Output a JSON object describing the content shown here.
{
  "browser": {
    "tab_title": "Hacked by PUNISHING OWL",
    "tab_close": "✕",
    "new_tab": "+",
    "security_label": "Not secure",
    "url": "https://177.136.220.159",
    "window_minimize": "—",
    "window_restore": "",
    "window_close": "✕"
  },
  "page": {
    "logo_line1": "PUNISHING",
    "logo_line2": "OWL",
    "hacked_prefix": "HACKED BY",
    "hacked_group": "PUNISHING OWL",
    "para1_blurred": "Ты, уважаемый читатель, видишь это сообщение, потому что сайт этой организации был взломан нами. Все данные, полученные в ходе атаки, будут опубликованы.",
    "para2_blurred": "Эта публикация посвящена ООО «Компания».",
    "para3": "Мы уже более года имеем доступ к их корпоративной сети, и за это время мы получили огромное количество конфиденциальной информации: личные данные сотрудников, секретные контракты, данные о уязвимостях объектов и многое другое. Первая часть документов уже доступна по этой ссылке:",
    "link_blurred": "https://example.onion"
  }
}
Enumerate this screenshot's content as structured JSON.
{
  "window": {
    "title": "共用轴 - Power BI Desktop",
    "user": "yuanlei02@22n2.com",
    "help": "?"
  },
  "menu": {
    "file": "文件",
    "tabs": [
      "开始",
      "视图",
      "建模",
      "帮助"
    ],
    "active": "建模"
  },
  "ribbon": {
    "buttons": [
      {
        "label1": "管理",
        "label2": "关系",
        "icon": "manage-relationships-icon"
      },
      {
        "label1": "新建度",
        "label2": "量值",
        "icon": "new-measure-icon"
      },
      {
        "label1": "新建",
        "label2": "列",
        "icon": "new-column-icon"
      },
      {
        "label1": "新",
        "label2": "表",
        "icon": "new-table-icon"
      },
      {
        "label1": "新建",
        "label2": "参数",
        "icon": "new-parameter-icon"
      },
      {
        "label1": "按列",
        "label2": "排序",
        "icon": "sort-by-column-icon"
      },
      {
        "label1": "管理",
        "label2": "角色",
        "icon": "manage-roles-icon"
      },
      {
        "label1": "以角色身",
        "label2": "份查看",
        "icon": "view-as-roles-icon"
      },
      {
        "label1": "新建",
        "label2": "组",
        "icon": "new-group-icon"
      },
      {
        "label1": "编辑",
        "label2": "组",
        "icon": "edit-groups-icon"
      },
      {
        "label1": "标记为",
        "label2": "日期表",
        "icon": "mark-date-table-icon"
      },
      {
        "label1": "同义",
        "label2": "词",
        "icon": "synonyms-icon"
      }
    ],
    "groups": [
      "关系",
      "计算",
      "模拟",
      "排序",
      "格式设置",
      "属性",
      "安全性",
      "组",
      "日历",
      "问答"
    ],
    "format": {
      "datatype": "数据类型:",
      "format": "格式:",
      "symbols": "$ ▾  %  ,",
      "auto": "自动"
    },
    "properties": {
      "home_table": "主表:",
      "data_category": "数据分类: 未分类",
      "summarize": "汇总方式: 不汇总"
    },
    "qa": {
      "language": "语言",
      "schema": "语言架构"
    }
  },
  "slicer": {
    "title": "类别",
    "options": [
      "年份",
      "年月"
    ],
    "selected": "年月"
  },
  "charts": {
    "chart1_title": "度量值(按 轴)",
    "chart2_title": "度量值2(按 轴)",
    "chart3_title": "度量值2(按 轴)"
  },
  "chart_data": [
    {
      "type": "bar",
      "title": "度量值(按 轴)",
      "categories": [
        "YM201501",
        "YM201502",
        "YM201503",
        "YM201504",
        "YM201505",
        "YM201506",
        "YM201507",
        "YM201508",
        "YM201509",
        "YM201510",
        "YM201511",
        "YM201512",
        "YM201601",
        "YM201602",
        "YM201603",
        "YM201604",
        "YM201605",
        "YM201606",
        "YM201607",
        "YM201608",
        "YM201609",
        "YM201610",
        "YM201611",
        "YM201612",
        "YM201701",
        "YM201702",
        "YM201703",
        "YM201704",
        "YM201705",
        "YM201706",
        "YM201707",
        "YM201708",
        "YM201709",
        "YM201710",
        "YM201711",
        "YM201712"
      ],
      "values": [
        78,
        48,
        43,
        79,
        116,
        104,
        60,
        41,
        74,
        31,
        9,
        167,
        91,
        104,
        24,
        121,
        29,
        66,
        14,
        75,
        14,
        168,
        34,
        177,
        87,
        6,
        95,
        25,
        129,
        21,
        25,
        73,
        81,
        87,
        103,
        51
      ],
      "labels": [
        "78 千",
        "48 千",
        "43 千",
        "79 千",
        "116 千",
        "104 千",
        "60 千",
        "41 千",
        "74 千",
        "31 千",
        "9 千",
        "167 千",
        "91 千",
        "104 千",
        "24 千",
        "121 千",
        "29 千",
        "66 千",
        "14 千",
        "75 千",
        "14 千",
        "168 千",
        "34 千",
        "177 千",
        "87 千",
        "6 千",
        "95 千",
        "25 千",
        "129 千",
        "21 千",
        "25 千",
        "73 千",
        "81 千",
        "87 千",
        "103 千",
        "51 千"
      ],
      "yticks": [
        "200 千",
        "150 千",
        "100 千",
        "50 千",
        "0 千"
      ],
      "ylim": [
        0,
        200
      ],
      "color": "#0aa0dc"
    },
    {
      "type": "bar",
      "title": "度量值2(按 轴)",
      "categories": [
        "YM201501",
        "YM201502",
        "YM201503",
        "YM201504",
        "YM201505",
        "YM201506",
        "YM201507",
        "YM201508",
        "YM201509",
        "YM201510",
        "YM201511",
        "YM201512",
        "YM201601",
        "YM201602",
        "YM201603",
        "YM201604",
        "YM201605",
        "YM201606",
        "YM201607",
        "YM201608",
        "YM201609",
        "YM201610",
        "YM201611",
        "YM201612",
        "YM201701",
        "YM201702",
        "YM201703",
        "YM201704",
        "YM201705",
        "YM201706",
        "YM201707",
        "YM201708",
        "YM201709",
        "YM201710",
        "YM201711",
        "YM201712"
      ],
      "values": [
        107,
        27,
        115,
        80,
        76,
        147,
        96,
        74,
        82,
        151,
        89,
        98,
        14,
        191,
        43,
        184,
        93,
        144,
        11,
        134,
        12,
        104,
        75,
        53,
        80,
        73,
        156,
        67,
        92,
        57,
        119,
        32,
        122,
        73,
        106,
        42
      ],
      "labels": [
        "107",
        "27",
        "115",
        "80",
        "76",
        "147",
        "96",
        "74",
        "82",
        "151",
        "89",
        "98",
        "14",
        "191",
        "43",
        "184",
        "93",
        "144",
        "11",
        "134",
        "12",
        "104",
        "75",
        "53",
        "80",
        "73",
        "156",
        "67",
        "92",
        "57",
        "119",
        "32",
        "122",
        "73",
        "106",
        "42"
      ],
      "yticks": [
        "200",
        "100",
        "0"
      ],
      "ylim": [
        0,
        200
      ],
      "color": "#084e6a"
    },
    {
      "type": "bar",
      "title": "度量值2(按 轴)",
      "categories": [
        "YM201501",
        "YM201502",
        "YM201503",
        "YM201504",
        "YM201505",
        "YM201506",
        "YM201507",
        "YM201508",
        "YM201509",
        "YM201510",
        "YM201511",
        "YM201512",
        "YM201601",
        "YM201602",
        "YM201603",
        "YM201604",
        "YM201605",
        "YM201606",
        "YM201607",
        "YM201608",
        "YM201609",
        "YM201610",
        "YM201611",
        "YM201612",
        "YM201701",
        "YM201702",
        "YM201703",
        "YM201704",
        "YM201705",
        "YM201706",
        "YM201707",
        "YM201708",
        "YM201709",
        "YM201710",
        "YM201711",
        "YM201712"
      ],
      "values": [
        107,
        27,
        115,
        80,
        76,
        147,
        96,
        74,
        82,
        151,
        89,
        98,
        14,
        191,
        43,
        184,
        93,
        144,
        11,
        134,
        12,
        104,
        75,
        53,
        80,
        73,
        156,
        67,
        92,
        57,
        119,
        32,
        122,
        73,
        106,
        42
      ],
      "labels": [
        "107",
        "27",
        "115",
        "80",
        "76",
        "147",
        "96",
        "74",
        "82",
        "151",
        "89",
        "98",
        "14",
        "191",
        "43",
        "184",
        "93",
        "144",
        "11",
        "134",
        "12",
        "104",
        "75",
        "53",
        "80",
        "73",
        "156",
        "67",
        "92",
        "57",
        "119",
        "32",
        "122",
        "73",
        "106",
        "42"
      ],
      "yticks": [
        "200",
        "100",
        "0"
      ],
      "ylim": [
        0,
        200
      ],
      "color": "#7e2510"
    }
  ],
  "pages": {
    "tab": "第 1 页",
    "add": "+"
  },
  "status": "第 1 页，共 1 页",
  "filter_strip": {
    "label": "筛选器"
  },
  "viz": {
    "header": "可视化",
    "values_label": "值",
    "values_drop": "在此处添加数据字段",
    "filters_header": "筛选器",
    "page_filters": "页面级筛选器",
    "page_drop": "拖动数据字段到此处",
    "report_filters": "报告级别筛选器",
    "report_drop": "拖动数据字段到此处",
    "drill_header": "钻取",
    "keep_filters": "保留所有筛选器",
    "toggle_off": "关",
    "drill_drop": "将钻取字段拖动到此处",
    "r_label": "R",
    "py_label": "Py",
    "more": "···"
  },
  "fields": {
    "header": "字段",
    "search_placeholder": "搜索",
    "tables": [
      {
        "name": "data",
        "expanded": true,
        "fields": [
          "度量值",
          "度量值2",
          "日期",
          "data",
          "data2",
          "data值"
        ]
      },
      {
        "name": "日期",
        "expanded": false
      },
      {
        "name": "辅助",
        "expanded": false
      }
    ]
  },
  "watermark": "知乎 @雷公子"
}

Your objective
Report the number of lines in the listing that include the string "JSON"; give nothing but the number.

Task response
2